§ **To do**: The line containing "Extract the structured" marks the start of the required copy, which runs to the final line of the entries; return those lines exactly, without any pictures.

(Excerpts from a figure dataset)
────────────────────
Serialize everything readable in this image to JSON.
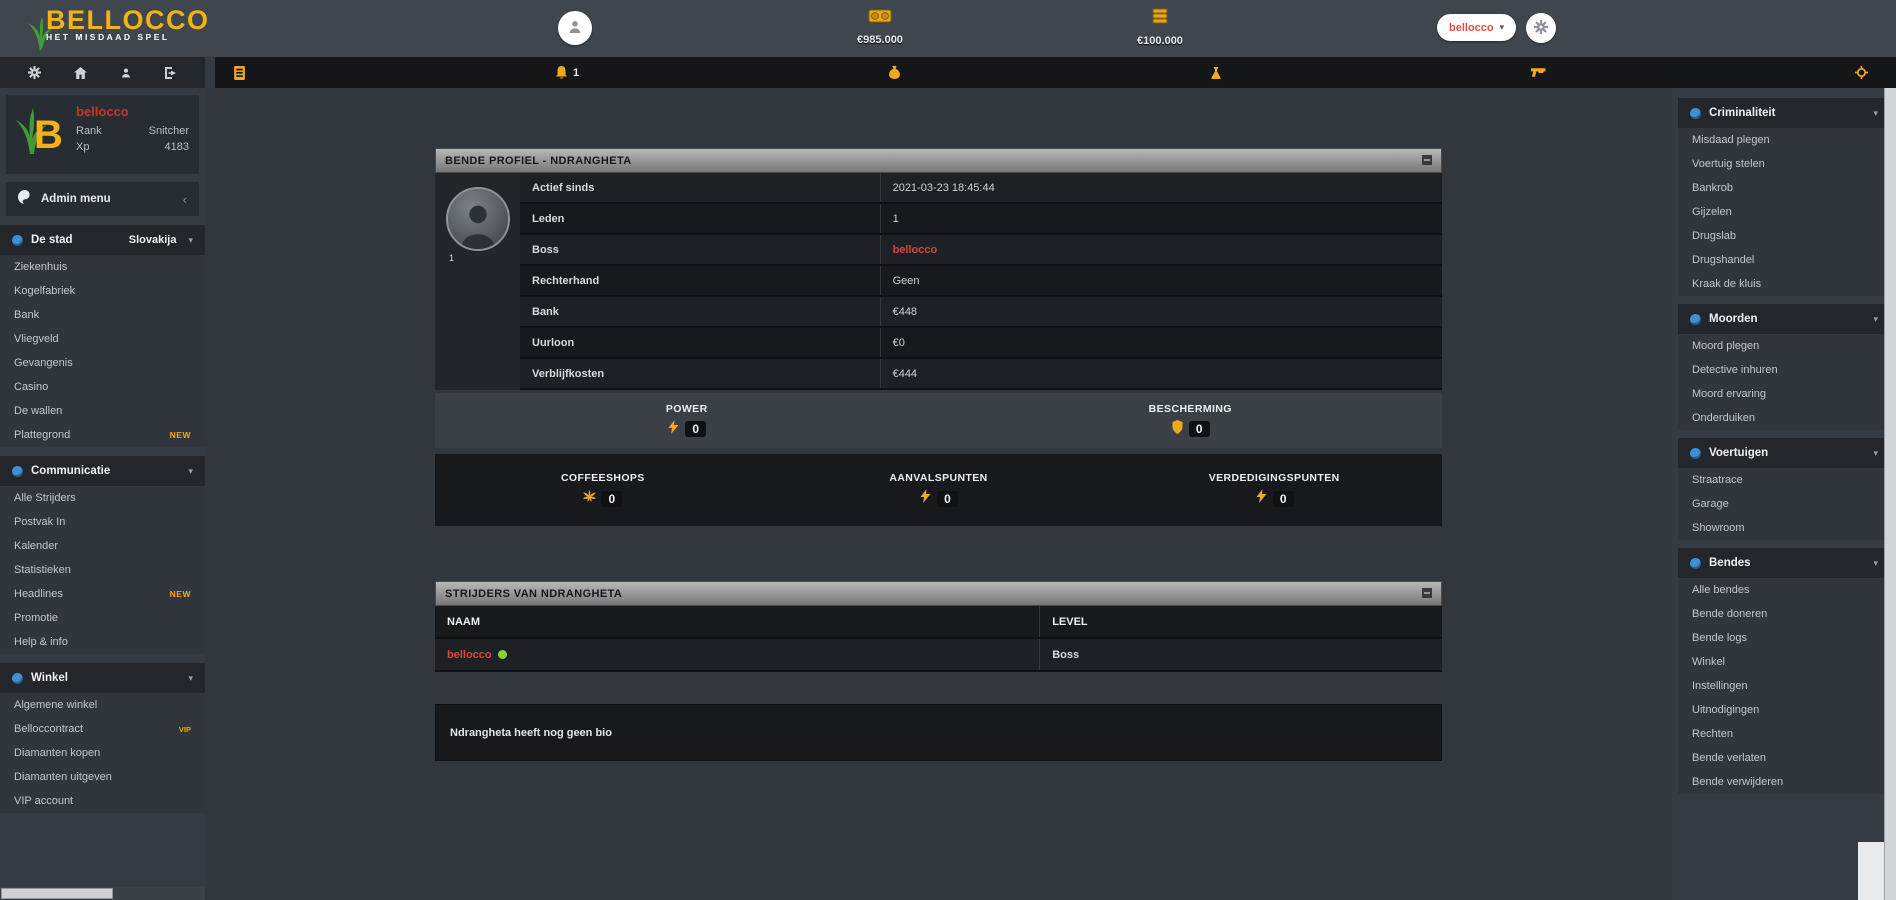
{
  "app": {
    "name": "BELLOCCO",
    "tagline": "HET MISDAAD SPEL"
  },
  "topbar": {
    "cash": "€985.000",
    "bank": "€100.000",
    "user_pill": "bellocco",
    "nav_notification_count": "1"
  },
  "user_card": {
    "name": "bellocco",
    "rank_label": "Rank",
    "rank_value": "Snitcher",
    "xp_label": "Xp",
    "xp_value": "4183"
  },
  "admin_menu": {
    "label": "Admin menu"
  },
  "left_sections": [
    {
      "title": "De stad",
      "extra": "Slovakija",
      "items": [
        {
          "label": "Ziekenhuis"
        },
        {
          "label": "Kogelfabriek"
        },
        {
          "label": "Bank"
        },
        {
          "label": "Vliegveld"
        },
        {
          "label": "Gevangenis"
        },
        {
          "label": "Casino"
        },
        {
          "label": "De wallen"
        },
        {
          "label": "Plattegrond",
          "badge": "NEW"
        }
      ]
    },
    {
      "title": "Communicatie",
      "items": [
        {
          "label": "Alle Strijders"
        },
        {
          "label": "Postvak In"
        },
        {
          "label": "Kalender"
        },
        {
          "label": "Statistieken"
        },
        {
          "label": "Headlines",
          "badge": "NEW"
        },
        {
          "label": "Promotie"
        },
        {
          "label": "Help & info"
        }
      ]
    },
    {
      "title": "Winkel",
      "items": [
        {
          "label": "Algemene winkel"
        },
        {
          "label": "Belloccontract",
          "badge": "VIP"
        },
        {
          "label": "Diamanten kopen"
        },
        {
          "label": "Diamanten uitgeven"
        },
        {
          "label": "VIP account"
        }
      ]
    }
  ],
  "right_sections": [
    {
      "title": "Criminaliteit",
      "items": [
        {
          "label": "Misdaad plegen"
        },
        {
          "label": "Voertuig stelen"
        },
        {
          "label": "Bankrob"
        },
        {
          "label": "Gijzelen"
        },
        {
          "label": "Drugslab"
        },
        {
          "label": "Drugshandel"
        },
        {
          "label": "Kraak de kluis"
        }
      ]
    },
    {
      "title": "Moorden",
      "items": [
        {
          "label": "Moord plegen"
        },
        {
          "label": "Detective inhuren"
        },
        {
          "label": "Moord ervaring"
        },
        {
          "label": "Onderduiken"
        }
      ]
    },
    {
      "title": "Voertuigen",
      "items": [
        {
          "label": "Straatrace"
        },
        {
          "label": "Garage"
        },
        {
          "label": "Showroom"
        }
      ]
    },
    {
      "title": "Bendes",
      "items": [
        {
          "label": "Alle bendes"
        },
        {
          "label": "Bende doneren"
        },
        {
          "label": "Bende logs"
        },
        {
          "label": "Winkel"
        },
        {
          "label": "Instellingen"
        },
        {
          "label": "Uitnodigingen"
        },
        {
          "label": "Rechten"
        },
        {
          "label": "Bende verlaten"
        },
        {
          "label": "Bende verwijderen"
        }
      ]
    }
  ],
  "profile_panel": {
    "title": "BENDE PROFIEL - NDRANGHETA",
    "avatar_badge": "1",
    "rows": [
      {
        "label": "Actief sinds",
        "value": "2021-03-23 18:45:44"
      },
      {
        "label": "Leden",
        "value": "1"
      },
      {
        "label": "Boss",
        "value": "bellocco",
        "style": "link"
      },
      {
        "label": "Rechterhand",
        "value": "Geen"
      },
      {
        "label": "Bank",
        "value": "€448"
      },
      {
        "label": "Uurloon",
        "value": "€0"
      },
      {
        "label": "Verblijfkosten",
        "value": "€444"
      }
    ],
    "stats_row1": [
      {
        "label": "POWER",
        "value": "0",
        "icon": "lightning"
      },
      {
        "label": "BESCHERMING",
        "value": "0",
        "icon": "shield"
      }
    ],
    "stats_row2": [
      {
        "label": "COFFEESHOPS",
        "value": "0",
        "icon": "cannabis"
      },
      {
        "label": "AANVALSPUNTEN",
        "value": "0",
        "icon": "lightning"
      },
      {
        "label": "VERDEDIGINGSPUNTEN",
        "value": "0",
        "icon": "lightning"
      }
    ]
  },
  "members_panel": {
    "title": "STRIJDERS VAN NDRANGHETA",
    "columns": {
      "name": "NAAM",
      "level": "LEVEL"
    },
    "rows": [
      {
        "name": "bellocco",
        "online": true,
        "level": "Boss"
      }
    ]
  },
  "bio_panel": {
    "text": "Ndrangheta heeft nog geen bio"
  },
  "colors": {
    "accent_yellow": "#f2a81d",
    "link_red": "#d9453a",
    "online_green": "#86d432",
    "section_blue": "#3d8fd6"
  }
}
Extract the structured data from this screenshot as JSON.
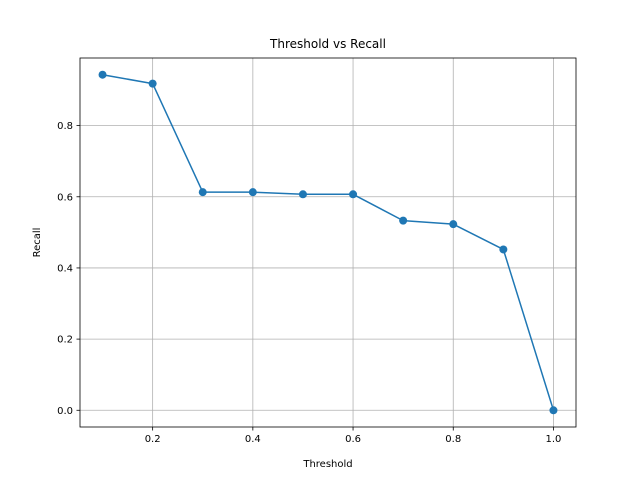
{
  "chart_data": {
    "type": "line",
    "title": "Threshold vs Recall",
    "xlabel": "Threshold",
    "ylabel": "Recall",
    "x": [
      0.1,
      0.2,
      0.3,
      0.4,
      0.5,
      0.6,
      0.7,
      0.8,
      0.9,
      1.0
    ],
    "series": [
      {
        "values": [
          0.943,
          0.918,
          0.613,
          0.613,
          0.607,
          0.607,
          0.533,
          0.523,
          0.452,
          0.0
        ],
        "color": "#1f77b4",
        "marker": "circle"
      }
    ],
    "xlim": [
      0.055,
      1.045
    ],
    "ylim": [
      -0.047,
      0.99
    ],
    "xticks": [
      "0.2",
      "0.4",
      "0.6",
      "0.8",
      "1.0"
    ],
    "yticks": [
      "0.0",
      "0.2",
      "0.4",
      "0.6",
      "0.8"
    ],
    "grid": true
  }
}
────────────────────
§ **Written response**:
Extract the structured data from this screenshot as JSON.
{
  "chart_data": {
    "type": "line",
    "title": "Threshold vs Recall",
    "xlabel": "Threshold",
    "ylabel": "Recall",
    "x": [
      0.1,
      0.2,
      0.3,
      0.4,
      0.5,
      0.6,
      0.7,
      0.8,
      0.9,
      1.0
    ],
    "series": [
      {
        "values": [
          0.943,
          0.918,
          0.613,
          0.613,
          0.607,
          0.607,
          0.533,
          0.523,
          0.452,
          0.0
        ],
        "color": "#1f77b4",
        "marker": "circle"
      }
    ],
    "xlim": [
      0.055,
      1.045
    ],
    "ylim": [
      -0.047,
      0.99
    ],
    "xticks": [
      "0.2",
      "0.4",
      "0.6",
      "0.8",
      "1.0"
    ],
    "yticks": [
      "0.0",
      "0.2",
      "0.4",
      "0.6",
      "0.8"
    ],
    "grid": true
  }
}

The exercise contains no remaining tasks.